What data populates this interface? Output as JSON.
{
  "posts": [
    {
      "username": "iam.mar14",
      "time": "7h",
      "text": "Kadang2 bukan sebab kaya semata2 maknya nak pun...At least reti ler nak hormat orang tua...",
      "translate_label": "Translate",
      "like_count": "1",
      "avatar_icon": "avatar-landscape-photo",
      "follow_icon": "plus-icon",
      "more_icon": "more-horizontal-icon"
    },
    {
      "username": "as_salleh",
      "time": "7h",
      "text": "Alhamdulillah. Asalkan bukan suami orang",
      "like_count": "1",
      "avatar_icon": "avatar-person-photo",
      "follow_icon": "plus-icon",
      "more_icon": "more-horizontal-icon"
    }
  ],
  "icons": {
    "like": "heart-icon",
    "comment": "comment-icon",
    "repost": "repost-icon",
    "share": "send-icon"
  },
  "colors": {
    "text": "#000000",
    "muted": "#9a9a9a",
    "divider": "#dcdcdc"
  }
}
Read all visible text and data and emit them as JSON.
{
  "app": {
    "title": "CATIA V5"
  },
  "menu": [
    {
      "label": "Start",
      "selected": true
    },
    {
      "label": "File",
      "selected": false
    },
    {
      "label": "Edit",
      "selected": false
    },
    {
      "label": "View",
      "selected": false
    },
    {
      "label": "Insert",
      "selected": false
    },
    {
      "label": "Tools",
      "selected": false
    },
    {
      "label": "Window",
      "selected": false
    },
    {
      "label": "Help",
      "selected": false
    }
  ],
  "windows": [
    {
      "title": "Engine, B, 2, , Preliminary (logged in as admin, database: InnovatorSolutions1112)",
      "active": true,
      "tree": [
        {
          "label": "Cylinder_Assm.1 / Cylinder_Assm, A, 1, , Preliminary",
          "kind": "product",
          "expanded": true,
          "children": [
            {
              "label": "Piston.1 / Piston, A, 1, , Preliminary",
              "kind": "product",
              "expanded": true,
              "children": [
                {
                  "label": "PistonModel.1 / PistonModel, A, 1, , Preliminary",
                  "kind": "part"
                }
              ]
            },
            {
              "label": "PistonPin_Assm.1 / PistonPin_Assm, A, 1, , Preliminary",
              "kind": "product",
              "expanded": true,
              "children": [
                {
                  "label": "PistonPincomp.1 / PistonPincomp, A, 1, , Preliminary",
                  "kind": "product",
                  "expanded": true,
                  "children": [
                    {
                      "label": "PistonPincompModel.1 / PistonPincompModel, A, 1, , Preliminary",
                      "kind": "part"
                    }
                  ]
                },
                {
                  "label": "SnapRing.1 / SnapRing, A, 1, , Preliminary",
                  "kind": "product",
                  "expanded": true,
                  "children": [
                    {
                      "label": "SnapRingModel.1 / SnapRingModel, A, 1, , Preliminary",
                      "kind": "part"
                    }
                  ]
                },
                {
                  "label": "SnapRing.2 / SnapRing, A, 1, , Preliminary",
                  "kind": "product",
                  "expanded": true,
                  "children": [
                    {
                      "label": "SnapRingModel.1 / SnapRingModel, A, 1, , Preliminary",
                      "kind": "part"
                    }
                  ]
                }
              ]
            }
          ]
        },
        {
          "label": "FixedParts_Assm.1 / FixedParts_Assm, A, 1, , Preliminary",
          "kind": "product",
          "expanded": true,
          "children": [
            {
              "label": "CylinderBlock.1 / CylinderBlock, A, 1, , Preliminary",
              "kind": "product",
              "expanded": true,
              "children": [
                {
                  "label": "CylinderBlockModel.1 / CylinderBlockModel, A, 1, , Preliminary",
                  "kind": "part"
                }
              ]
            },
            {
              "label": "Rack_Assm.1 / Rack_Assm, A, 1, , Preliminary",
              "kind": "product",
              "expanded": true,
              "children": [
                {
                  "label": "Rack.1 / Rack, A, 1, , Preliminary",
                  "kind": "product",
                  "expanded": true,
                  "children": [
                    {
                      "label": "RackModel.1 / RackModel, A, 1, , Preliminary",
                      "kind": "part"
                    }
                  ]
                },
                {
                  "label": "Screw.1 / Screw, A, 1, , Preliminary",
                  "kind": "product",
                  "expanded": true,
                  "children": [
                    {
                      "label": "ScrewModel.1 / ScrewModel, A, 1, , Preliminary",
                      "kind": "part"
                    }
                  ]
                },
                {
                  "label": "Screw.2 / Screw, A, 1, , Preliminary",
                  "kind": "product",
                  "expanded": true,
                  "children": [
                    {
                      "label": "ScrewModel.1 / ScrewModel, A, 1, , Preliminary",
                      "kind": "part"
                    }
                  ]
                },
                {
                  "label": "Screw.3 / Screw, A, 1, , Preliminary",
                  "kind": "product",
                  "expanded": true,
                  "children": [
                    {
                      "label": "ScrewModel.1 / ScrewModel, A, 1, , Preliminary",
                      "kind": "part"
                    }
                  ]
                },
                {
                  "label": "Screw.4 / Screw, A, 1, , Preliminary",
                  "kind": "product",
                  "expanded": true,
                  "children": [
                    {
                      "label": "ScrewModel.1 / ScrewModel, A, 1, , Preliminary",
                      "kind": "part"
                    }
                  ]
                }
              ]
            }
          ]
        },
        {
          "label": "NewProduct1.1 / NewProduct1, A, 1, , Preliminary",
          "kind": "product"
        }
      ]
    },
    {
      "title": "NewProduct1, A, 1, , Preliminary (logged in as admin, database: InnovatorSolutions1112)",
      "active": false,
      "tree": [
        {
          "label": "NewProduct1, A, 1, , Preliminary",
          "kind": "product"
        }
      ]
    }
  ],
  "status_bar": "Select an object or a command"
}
-*-
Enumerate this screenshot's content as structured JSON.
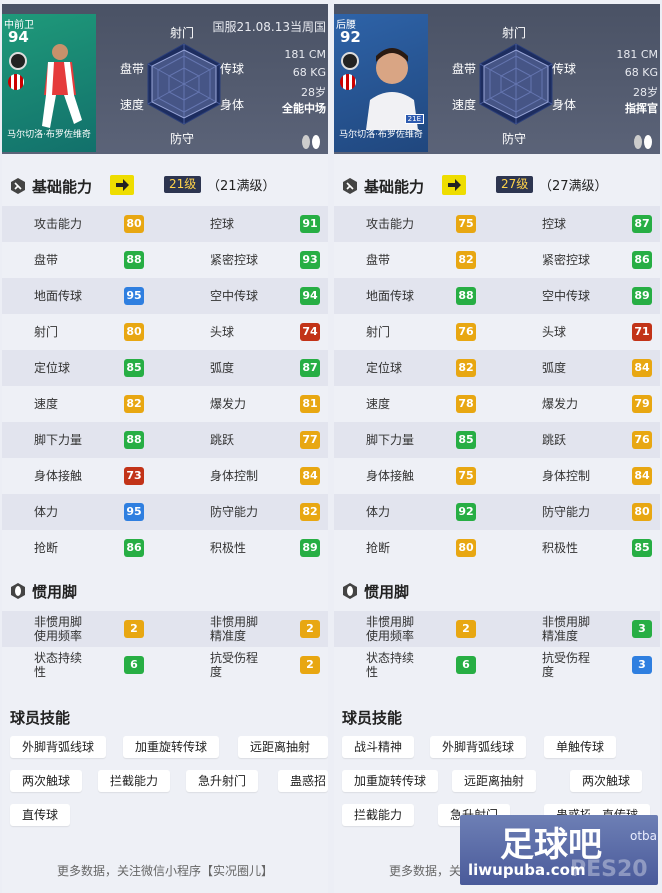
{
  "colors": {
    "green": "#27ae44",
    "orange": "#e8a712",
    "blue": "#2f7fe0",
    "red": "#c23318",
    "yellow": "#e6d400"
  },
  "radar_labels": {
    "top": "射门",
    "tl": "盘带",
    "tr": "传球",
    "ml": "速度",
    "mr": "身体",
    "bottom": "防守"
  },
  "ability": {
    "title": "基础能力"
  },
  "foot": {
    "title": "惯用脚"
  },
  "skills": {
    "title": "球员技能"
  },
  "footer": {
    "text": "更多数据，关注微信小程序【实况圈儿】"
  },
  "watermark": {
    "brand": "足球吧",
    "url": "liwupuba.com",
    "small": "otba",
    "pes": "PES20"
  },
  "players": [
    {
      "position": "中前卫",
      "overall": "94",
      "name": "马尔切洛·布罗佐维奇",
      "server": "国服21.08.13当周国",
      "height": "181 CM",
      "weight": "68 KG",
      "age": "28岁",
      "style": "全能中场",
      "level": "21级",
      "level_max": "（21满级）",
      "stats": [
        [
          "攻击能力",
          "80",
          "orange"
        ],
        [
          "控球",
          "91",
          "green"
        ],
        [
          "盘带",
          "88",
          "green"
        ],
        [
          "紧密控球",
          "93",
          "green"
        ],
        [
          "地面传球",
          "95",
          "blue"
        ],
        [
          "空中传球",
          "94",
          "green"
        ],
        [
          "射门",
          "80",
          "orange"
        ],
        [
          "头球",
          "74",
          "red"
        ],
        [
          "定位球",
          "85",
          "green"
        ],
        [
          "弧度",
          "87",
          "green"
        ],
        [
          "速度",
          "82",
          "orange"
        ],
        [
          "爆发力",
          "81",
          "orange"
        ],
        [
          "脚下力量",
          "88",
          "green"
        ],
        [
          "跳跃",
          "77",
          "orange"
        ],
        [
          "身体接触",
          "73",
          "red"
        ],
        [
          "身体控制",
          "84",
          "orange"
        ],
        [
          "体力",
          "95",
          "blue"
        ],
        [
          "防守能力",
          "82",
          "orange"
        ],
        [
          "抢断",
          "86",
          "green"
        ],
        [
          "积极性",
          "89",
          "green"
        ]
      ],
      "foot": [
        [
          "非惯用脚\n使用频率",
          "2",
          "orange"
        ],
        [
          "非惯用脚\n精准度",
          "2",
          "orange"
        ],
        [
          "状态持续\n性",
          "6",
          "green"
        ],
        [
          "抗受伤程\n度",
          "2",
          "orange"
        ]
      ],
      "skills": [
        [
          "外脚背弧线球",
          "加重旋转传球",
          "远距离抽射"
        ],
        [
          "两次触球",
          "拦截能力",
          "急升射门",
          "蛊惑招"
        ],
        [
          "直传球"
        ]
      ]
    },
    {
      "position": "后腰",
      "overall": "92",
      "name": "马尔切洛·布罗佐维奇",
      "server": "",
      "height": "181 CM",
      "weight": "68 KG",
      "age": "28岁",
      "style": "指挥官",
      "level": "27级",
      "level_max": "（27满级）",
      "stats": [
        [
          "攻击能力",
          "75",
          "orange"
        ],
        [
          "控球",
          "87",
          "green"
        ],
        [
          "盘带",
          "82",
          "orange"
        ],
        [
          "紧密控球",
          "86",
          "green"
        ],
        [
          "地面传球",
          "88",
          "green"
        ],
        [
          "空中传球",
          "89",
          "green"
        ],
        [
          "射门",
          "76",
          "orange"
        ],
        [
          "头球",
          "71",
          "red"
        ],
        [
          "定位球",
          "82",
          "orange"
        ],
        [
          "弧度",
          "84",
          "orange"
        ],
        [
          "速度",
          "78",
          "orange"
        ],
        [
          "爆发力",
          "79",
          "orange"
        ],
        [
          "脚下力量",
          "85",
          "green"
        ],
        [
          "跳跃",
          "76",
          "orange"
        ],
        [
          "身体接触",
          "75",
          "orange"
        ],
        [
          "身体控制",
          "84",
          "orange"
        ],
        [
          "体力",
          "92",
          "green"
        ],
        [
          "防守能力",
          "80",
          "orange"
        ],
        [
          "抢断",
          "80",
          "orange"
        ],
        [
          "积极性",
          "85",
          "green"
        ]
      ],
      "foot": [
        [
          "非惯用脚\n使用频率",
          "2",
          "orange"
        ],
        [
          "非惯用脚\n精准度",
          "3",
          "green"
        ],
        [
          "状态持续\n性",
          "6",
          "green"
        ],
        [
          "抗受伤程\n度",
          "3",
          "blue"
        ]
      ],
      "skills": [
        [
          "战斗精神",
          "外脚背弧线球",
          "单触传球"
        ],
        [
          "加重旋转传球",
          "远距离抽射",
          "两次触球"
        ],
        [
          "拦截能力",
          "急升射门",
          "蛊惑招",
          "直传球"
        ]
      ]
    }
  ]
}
-*-
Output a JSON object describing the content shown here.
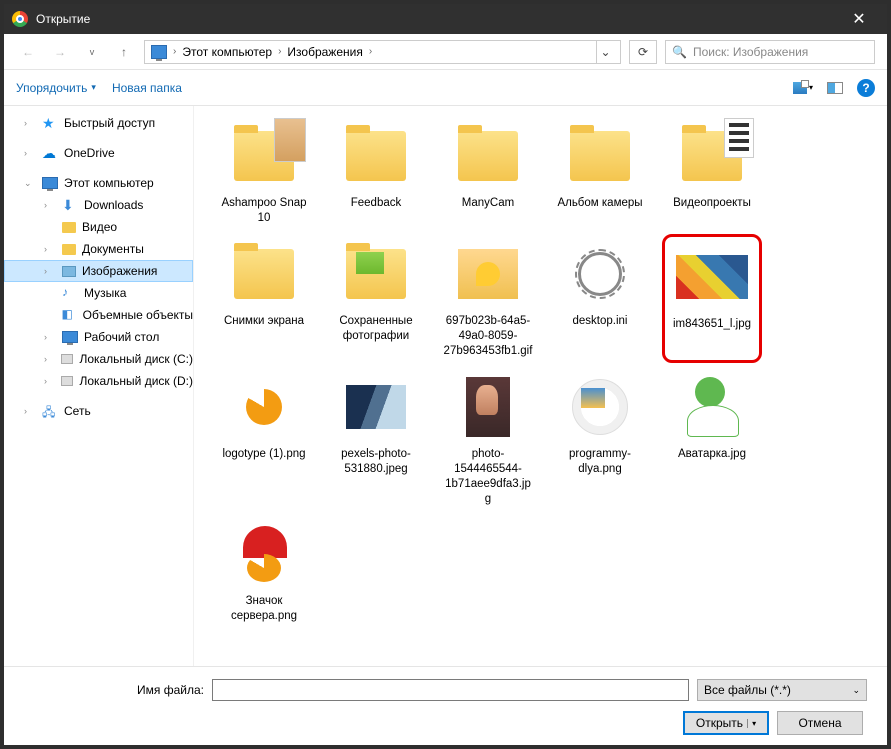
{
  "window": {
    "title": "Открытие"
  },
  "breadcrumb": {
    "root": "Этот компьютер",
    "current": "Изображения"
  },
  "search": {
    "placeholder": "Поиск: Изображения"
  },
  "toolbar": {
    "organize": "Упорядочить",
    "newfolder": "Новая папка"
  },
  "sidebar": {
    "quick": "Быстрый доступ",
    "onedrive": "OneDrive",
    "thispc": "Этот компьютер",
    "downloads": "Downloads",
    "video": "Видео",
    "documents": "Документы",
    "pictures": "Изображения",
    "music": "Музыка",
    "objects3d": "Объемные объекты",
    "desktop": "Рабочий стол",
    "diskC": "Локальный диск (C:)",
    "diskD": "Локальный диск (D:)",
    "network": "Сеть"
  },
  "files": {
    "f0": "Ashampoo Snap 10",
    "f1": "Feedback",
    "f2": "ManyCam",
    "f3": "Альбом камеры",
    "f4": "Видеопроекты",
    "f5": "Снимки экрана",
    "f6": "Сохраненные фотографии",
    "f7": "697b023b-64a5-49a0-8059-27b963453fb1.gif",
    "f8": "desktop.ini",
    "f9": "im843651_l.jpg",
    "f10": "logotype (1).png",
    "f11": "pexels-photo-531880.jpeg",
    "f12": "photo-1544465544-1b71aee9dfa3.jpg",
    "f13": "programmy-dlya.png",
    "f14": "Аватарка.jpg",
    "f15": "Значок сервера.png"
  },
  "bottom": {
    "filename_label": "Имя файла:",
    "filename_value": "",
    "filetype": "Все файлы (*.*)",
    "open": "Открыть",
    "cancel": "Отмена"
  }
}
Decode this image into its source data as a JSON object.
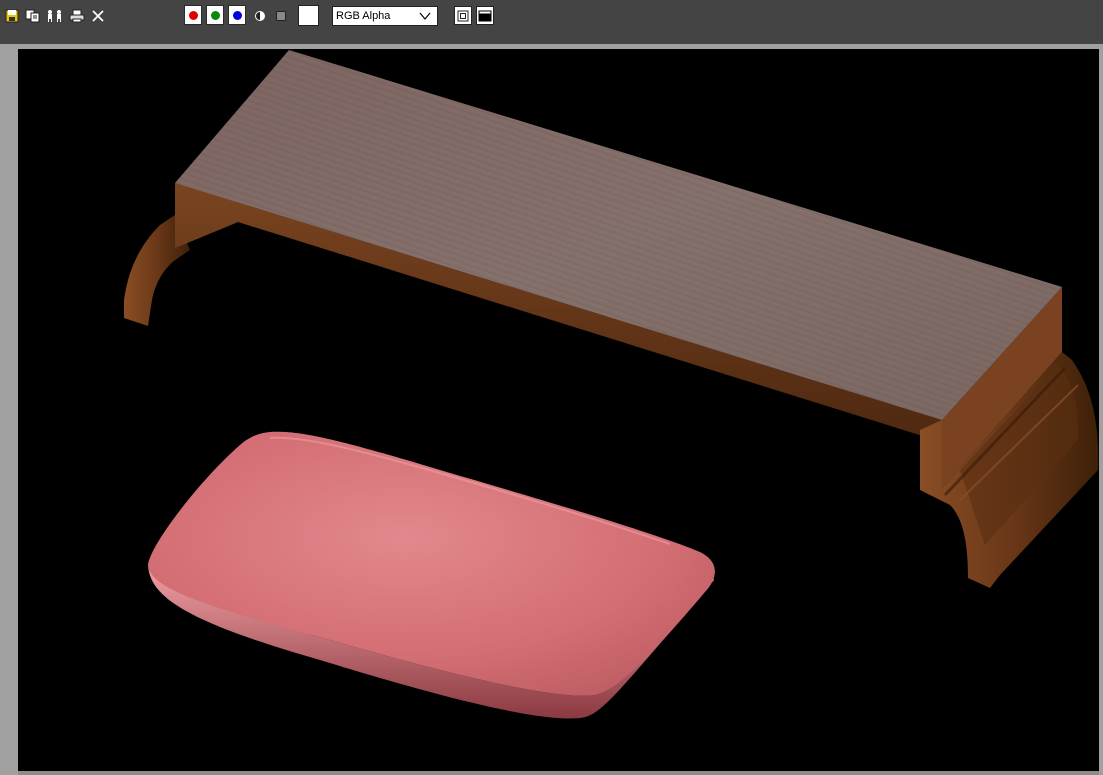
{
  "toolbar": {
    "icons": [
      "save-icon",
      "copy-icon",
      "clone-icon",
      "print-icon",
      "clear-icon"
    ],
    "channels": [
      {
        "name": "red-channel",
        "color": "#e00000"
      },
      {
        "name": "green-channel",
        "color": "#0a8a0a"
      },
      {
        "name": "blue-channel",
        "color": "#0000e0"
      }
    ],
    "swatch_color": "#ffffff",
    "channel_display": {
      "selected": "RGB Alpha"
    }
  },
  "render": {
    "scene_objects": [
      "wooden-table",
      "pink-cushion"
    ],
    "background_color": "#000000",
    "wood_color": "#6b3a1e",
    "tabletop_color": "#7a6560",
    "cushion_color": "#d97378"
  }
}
-*-
## [INSTRUCTIONS TO FOLLOW]
Return a copy of every line that includes the word "admin".

## [THE ANSWER]
      "title": "Engine, B, 2, , Preliminary (logged in as admin, database: InnovatorSolutions1112)",
      "title": "NewProduct1, A, 1, , Preliminary (logged in as admin, database: InnovatorSolutions1112)",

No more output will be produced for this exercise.